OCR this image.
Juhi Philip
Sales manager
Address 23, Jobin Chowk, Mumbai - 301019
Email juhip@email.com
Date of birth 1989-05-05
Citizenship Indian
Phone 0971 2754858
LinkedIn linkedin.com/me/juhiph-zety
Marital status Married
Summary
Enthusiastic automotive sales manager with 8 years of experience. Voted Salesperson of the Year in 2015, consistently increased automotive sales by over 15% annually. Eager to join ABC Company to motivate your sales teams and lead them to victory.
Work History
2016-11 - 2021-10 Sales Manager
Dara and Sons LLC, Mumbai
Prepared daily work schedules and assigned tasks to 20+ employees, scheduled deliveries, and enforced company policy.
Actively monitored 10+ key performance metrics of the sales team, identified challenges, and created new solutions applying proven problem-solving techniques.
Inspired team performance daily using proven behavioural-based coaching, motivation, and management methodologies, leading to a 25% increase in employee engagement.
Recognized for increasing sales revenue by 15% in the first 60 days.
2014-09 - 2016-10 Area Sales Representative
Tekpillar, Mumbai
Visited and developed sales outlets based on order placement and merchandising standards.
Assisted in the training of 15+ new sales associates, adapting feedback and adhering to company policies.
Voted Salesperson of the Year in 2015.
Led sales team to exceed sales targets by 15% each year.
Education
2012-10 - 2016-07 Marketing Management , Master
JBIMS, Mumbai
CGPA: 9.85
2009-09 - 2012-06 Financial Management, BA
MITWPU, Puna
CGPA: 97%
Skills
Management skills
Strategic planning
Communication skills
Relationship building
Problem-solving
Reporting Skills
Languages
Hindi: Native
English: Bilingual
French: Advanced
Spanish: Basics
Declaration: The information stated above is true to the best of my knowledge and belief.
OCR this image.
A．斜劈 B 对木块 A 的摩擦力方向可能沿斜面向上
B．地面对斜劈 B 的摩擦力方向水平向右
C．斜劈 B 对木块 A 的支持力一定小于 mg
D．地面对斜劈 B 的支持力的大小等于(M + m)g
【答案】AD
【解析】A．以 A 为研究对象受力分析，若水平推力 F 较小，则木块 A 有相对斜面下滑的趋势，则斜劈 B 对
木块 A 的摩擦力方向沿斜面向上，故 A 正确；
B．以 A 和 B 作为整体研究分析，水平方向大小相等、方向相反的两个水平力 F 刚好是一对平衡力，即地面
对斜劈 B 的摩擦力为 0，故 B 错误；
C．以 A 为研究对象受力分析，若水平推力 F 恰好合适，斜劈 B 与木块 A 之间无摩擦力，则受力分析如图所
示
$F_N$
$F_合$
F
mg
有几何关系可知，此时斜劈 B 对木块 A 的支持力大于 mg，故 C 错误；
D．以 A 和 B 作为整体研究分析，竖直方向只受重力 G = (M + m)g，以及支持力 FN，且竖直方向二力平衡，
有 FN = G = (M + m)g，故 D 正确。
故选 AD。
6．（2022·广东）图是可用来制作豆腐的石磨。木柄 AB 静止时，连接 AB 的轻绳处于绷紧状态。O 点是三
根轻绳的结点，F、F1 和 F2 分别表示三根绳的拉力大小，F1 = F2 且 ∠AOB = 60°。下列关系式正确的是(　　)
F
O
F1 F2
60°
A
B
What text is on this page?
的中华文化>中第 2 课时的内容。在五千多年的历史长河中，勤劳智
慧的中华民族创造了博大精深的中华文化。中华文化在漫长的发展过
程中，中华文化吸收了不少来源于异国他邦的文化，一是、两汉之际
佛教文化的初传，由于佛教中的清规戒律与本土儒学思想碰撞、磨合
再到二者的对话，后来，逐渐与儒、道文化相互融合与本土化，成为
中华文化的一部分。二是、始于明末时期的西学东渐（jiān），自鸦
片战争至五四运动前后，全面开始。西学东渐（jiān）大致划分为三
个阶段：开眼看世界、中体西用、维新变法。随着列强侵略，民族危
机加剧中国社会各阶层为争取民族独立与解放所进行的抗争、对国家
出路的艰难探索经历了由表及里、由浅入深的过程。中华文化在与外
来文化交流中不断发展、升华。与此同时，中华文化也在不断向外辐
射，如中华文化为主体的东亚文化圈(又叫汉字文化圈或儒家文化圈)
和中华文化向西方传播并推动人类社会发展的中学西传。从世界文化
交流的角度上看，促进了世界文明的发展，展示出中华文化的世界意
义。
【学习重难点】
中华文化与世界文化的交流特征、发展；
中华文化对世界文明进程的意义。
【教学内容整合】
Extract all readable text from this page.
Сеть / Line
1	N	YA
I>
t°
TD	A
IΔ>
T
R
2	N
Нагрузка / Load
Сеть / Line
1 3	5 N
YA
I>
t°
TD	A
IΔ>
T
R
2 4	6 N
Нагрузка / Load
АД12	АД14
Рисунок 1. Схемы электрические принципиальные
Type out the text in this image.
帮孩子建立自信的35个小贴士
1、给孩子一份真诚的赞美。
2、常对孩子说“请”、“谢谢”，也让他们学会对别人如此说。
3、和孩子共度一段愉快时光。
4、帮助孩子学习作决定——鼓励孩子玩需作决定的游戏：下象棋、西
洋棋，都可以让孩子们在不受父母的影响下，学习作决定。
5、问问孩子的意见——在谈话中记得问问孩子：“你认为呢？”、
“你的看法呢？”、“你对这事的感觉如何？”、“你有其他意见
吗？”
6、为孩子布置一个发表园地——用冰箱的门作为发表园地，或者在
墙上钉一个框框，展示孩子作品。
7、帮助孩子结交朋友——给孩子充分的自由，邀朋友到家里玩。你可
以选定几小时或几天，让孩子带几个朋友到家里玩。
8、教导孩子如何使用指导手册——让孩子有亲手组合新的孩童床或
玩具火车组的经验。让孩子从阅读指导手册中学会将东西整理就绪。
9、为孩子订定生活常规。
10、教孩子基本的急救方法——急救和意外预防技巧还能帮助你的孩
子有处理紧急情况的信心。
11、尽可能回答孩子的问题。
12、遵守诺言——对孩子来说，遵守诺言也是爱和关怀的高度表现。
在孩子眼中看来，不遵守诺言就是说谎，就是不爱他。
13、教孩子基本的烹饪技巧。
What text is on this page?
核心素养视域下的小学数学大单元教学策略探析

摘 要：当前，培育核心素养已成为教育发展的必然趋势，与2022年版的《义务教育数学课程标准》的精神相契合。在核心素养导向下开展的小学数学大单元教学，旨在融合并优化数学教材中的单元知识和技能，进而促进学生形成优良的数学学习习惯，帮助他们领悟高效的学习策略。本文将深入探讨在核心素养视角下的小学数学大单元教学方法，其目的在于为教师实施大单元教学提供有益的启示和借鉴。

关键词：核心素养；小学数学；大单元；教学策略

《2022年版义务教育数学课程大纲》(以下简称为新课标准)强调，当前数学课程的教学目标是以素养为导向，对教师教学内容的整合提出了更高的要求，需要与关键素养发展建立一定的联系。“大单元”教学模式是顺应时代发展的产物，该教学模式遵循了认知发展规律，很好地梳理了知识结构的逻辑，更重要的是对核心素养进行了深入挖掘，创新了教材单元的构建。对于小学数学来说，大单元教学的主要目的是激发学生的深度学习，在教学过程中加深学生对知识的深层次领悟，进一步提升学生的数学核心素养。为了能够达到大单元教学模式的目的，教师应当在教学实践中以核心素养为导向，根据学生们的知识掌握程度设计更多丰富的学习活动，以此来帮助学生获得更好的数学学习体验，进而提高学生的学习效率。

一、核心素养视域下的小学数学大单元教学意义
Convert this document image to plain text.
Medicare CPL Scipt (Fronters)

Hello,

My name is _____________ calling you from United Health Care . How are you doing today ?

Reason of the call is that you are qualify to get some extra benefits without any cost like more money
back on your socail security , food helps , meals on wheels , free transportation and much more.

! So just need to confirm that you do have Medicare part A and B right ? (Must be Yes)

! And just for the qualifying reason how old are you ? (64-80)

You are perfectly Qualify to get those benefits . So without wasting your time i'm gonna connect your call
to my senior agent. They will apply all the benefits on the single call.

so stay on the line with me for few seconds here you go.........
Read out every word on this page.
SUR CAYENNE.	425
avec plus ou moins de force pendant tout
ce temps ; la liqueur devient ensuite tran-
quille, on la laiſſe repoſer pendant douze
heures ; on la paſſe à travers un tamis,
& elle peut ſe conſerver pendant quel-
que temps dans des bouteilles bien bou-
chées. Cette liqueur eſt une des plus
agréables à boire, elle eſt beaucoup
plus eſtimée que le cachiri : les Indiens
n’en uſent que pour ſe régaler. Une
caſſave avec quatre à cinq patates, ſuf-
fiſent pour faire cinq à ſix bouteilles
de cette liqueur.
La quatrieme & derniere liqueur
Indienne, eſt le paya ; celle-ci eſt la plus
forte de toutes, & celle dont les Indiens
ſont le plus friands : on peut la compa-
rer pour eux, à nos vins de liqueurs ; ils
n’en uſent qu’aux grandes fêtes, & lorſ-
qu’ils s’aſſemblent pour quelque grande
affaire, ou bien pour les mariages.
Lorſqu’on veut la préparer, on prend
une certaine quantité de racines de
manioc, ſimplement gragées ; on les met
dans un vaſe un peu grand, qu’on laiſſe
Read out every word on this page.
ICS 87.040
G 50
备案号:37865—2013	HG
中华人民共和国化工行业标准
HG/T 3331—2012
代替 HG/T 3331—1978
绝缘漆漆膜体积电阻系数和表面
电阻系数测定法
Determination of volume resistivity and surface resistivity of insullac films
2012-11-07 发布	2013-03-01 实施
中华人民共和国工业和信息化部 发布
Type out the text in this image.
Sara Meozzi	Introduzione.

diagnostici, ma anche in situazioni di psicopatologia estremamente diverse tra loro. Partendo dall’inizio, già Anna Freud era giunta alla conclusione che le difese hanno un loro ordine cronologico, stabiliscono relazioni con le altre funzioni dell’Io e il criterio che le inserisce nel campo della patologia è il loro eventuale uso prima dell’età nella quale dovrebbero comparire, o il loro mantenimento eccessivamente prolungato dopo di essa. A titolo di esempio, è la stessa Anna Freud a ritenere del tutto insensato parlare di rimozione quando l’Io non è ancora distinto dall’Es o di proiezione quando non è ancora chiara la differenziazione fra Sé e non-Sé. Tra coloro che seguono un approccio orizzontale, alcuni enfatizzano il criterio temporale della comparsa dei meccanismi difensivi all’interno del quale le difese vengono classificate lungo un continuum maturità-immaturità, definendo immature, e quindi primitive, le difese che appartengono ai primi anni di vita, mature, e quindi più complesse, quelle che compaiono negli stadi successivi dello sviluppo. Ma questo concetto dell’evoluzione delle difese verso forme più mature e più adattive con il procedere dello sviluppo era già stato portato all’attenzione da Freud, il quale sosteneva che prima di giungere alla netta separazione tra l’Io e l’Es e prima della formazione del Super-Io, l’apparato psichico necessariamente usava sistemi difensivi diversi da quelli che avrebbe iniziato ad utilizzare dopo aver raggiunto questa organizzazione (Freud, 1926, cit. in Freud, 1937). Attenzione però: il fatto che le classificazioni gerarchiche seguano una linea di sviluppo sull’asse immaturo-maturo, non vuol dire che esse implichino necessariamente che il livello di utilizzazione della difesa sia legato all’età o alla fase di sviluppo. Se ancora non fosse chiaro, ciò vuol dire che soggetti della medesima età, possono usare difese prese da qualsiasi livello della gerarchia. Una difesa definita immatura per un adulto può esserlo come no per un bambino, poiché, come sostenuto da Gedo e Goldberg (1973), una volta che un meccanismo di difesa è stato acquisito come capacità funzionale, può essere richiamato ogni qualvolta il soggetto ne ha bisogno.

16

◇ ◇ ◇ ◇

— What needs to be done —
Each line in the listing above that contains "Voted" should be copied.

— Final answer —
Enthusiastic automotive sales manager with 8 years of experience. Voted Salesperson of the Year in 2015, consistently increased automotive sales by over 15% annually. Eager to join ABC Company to motivate your sales teams and lead them to victory.
Voted Salesperson of the Year in 2015.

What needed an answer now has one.